> [SHORT PROBLEM]
Pull out every line from the listing that has the word "cdot".

[Data records]
****
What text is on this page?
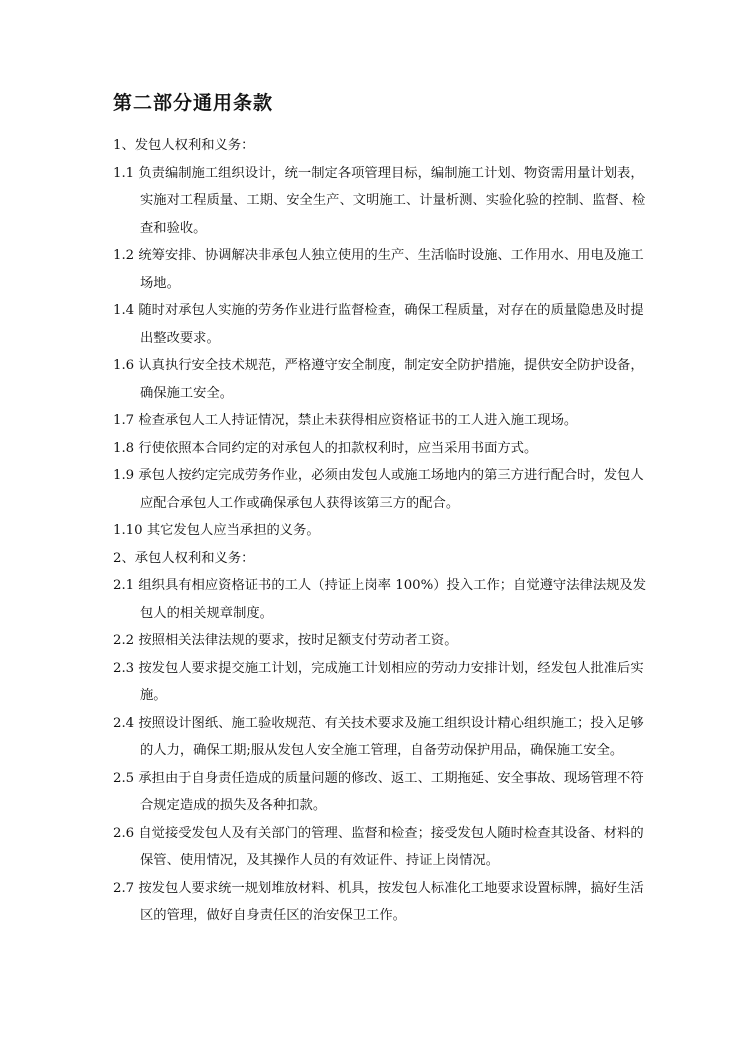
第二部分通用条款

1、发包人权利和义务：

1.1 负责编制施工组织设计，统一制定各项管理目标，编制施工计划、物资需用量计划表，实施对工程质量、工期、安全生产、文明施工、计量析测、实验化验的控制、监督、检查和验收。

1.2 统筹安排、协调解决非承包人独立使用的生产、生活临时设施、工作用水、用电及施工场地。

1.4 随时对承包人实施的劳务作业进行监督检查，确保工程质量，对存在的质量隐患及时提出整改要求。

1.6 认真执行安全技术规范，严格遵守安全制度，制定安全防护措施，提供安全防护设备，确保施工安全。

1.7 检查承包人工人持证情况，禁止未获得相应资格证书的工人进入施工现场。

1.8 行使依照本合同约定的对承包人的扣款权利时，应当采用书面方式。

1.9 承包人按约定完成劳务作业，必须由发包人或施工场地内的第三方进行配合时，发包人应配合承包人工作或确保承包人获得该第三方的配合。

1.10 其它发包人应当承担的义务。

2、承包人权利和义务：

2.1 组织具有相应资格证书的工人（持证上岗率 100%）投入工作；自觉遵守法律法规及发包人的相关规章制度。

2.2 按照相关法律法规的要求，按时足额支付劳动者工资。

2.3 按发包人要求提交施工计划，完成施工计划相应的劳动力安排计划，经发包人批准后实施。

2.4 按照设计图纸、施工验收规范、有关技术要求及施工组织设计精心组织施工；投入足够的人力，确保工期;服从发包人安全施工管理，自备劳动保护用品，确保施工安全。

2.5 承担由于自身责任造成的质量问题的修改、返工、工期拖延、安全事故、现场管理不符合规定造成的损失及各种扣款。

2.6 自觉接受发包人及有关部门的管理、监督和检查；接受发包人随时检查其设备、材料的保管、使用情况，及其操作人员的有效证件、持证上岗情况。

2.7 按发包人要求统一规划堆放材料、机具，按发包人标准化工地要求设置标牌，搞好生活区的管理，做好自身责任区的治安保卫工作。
****
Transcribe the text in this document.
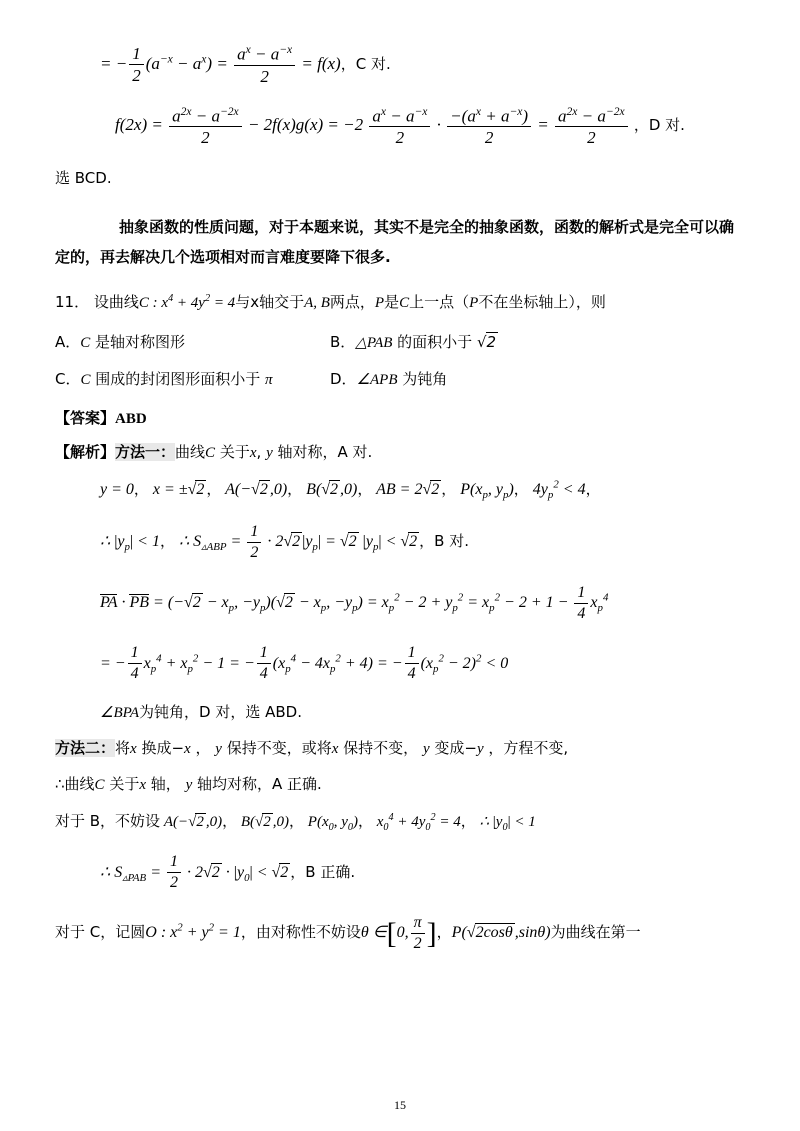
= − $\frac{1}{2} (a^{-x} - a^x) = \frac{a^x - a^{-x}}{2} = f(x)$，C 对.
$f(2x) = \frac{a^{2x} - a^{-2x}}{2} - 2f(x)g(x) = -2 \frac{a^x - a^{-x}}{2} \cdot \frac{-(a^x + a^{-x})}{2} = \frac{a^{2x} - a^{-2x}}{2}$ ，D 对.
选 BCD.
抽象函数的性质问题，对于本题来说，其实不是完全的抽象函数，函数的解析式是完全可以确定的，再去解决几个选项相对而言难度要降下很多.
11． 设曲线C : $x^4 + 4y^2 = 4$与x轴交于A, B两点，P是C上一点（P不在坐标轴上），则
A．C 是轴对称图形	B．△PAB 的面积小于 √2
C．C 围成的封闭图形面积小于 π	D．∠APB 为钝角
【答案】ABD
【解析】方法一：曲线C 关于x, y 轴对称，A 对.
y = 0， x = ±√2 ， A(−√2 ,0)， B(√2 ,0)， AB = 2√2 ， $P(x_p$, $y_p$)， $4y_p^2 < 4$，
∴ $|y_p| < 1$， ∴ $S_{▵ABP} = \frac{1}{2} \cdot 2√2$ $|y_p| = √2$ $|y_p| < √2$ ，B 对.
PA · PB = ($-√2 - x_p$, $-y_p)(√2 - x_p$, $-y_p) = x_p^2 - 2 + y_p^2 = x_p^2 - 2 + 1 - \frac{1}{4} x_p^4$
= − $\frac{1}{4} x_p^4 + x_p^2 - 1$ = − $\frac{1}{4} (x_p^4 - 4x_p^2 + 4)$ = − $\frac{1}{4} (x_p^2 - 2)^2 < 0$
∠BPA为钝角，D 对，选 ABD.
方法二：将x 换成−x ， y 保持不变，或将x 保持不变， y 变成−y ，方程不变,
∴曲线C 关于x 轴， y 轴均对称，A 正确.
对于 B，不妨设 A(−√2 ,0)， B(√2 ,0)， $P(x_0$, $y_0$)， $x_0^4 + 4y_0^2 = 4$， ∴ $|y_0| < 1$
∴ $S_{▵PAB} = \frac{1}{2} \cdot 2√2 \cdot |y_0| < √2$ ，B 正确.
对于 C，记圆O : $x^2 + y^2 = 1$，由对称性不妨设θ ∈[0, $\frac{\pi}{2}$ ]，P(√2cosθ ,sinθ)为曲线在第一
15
****
> [TASK OUTPUT]
$f(2x) = \frac{a^{2x} - a^{-2x}}{2} - 2f(x)g(x) = -2 \frac{a^x - a^{-x}}{2} \cdot \frac{-(a^x + a^{-x})}{2} = \frac{a^{2x} - a^{-2x}}{2}$ ，D 对.
∴ $|y_p| < 1$， ∴ $S_{▵ABP} = \frac{1}{2} \cdot 2√2$ $|y_p| = √2$ $|y_p| < √2$ ，B 对.
∴ $S_{▵PAB} = \frac{1}{2} \cdot 2√2 \cdot |y_0| < √2$ ，B 正确.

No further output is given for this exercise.